:: What you will do ::
Copy the data verbatim, from its first line through the line that contains "legend-swatch-icon (167, 307, 176, 315)", including both. Copy nothing after that line.

:: Recorded information ::
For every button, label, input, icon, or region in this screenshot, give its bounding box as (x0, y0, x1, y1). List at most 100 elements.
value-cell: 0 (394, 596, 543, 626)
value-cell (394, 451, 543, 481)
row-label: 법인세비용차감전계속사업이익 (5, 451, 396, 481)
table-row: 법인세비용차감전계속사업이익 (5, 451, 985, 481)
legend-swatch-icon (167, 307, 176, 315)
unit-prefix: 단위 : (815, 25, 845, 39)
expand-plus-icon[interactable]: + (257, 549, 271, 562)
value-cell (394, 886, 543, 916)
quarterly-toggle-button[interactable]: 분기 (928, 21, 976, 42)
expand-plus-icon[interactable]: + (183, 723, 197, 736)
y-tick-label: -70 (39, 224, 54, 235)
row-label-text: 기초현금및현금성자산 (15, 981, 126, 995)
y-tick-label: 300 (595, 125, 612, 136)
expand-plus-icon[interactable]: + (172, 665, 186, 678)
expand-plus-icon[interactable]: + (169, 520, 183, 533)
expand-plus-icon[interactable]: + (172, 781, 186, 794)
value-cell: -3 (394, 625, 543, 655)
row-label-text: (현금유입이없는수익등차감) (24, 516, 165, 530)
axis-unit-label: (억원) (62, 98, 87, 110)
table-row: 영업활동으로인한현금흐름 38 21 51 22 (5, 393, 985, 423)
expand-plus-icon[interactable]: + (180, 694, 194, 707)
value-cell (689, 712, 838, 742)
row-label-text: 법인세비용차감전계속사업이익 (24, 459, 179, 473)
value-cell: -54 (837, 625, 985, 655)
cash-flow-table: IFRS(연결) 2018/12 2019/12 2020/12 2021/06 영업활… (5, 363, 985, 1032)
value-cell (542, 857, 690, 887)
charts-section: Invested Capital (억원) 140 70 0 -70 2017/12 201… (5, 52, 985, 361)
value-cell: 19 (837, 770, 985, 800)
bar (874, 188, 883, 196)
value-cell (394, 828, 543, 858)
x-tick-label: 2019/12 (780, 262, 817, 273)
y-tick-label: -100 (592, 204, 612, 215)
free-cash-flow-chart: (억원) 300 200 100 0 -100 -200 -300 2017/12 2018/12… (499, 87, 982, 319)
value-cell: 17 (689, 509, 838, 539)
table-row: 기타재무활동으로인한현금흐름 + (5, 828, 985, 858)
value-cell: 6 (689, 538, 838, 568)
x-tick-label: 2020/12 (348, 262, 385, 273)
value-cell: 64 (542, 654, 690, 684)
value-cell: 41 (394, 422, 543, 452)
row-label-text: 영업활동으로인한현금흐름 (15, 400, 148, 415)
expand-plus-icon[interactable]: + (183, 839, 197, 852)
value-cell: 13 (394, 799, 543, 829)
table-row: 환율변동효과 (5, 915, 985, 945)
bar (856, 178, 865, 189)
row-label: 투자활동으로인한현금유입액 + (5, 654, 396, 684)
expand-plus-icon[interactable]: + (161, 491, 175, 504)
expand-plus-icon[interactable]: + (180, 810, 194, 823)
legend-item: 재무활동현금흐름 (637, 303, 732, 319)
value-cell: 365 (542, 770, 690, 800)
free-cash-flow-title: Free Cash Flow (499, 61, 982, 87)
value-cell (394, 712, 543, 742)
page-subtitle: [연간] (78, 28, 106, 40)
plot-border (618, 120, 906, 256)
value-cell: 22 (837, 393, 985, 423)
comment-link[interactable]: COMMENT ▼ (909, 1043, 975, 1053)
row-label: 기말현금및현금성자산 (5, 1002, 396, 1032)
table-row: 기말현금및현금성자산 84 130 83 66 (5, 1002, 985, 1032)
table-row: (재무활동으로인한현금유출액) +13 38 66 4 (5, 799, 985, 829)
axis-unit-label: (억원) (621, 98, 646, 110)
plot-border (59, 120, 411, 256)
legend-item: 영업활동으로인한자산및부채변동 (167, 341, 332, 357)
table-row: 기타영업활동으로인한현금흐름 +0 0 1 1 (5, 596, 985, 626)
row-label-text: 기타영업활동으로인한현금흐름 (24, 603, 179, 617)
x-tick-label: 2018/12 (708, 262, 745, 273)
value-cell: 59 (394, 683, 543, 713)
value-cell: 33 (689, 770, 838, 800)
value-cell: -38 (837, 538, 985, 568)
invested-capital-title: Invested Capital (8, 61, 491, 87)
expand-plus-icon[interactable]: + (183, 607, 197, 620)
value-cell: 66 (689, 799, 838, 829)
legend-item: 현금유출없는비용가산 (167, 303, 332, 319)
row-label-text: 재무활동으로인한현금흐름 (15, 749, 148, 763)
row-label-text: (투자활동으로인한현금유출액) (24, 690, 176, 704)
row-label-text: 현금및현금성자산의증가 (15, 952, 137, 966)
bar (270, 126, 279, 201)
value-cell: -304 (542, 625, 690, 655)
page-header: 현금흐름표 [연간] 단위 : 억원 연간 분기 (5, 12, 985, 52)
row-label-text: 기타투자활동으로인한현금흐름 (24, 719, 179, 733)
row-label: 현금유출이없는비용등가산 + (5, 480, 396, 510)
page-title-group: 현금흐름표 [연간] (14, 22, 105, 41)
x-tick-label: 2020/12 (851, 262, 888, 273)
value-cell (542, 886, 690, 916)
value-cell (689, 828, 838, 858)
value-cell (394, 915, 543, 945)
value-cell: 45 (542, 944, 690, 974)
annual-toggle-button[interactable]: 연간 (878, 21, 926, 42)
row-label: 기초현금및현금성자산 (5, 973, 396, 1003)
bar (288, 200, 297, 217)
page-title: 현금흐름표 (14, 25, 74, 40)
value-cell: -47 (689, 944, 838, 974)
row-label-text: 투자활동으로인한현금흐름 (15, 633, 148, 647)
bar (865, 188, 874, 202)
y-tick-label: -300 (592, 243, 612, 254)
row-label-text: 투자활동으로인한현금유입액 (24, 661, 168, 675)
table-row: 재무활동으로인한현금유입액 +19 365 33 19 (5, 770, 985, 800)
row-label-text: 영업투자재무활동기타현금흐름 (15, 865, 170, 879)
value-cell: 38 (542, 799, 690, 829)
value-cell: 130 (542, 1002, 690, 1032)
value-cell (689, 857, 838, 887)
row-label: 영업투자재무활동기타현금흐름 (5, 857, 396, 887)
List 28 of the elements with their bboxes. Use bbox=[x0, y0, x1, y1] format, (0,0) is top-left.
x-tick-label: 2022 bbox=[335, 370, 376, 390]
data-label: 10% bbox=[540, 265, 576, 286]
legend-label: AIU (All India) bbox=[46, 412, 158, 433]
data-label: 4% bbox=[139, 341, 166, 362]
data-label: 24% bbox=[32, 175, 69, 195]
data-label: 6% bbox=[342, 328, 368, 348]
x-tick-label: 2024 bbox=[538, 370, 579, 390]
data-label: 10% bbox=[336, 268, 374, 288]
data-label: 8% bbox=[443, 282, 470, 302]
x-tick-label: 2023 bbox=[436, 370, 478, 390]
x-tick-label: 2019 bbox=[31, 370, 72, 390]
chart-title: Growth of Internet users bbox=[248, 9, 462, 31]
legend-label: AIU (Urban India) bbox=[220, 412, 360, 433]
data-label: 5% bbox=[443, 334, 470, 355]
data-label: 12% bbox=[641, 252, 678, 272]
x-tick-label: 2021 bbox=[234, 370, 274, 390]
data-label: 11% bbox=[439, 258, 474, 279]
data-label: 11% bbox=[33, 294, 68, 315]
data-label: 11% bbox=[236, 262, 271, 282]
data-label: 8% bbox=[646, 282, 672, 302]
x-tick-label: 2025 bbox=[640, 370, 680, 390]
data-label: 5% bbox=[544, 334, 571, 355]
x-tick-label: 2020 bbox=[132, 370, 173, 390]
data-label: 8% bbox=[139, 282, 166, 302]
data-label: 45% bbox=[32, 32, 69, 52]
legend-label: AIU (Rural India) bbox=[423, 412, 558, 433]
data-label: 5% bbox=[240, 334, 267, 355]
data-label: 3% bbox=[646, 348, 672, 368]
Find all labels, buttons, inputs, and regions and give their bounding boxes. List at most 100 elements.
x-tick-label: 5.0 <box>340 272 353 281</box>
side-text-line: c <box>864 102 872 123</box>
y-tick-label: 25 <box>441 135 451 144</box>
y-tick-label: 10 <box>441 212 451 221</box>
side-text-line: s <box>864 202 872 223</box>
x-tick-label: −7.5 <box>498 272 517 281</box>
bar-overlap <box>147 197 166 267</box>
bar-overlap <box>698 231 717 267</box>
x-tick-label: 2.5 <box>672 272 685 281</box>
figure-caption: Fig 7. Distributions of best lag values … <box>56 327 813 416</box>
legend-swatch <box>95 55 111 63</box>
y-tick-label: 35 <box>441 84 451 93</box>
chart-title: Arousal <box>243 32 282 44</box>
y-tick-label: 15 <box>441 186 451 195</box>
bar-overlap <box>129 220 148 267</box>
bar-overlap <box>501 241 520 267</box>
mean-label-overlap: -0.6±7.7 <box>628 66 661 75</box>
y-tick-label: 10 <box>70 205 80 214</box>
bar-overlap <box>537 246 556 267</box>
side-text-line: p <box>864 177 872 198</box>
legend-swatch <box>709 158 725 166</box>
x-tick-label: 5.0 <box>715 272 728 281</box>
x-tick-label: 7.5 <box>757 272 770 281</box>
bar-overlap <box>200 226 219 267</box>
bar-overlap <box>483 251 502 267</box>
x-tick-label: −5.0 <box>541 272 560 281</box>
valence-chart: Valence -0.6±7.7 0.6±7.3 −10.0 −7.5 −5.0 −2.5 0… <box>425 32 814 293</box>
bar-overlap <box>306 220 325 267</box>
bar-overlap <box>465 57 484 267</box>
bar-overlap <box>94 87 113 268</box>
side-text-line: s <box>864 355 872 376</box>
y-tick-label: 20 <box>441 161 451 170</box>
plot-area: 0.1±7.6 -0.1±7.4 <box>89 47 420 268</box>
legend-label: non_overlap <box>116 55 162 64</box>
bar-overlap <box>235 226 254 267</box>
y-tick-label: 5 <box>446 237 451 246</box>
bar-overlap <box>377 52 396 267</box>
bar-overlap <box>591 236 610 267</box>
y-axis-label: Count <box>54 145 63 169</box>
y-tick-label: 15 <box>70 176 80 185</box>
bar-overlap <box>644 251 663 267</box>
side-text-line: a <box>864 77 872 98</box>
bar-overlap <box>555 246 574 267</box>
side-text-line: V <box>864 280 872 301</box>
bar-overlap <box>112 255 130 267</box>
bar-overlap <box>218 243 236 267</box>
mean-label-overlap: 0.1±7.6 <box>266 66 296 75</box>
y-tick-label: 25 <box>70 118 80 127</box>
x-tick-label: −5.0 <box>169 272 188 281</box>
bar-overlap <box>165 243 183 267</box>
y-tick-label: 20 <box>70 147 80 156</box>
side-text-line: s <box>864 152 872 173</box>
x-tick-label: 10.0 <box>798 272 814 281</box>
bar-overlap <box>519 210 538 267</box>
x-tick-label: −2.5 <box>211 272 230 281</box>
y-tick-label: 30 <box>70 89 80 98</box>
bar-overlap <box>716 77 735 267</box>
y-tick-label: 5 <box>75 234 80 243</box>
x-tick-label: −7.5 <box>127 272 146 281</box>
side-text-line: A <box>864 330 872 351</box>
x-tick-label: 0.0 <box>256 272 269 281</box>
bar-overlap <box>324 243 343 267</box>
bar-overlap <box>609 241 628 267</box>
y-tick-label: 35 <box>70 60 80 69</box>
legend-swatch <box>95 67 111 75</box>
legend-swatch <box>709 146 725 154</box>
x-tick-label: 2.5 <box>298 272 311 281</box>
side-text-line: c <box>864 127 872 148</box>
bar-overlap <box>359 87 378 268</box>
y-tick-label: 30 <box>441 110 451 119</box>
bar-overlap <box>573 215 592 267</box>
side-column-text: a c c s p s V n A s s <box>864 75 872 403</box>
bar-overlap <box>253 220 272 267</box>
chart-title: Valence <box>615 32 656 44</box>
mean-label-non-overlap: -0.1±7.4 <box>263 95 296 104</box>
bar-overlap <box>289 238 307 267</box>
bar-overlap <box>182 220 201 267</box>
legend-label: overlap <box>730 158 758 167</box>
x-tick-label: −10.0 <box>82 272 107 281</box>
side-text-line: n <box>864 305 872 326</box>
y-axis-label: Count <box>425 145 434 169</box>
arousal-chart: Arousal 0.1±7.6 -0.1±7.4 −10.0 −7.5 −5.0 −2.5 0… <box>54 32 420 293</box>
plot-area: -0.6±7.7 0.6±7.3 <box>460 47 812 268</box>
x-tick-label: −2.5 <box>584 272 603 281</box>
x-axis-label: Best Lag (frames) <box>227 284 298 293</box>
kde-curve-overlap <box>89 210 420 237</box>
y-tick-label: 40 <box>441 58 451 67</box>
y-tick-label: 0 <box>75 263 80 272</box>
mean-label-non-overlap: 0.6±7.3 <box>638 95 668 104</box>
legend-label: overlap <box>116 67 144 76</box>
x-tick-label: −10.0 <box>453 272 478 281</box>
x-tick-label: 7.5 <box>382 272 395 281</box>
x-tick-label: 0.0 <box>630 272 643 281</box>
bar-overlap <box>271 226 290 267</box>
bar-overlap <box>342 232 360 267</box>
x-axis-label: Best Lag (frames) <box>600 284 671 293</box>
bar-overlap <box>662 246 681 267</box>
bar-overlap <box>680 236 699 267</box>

:: Answer to the problem ::
For every button, label, input, icon, or region in this screenshot, give its bounding box as (x0, y0, x1, y1). List at most 100 elements.
value-cell: 0 (394, 596, 543, 626)
value-cell (394, 451, 543, 481)
row-label: 법인세비용차감전계속사업이익 (5, 451, 396, 481)
table-row: 법인세비용차감전계속사업이익 (5, 451, 985, 481)
legend-swatch-icon (167, 307, 176, 315)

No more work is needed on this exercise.